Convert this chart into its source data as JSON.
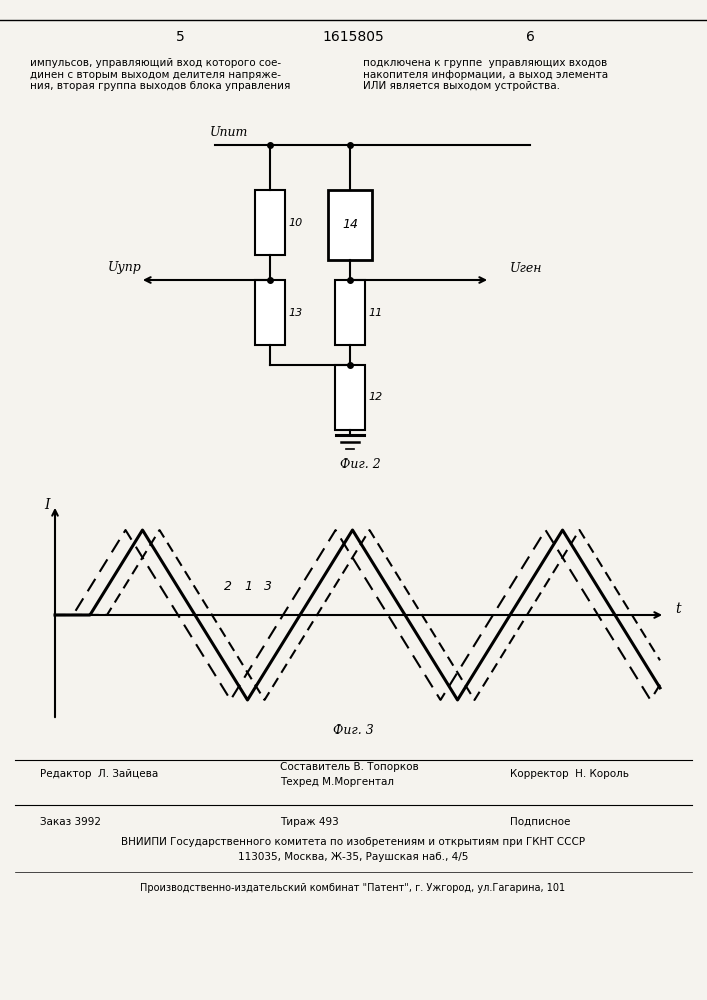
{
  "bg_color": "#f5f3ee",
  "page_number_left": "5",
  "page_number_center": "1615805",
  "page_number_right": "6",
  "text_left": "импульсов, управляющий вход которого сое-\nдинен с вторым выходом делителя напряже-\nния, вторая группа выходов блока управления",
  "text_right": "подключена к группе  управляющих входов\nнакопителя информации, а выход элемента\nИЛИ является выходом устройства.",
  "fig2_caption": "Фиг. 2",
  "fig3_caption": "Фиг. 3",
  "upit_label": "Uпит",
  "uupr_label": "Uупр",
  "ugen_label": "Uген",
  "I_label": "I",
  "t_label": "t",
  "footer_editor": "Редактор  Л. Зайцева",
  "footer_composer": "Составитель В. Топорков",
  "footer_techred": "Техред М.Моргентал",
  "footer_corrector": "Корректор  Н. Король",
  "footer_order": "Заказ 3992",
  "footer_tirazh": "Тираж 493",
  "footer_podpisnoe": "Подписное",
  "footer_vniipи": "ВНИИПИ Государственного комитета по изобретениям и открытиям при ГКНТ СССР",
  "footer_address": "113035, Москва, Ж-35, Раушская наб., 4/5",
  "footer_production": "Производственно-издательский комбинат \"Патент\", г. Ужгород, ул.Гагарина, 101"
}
_ _ _ _ _
» **Objective**
Copy the material shown above in full and exactly. Skip the pictures.

» **Exercise answer**
Convert this chart into its source data as JSON.
{
  "bg_color": "#f5f3ee",
  "page_number_left": "5",
  "page_number_center": "1615805",
  "page_number_right": "6",
  "text_left": "импульсов, управляющий вход которого сое-\nдинен с вторым выходом делителя напряже-\nния, вторая группа выходов блока управления",
  "text_right": "подключена к группе  управляющих входов\nнакопителя информации, а выход элемента\nИЛИ является выходом устройства.",
  "fig2_caption": "Фиг. 2",
  "fig3_caption": "Фиг. 3",
  "upit_label": "Uпит",
  "uupr_label": "Uупр",
  "ugen_label": "Uген",
  "I_label": "I",
  "t_label": "t",
  "footer_editor": "Редактор  Л. Зайцева",
  "footer_composer": "Составитель В. Топорков",
  "footer_techred": "Техред М.Моргентал",
  "footer_corrector": "Корректор  Н. Король",
  "footer_order": "Заказ 3992",
  "footer_tirazh": "Тираж 493",
  "footer_podpisnoe": "Подписное",
  "footer_vniipи": "ВНИИПИ Государственного комитета по изобретениям и открытиям при ГКНТ СССР",
  "footer_address": "113035, Москва, Ж-35, Раушская наб., 4/5",
  "footer_production": "Производственно-издательский комбинат \"Патент\", г. Ужгород, ул.Гагарина, 101"
}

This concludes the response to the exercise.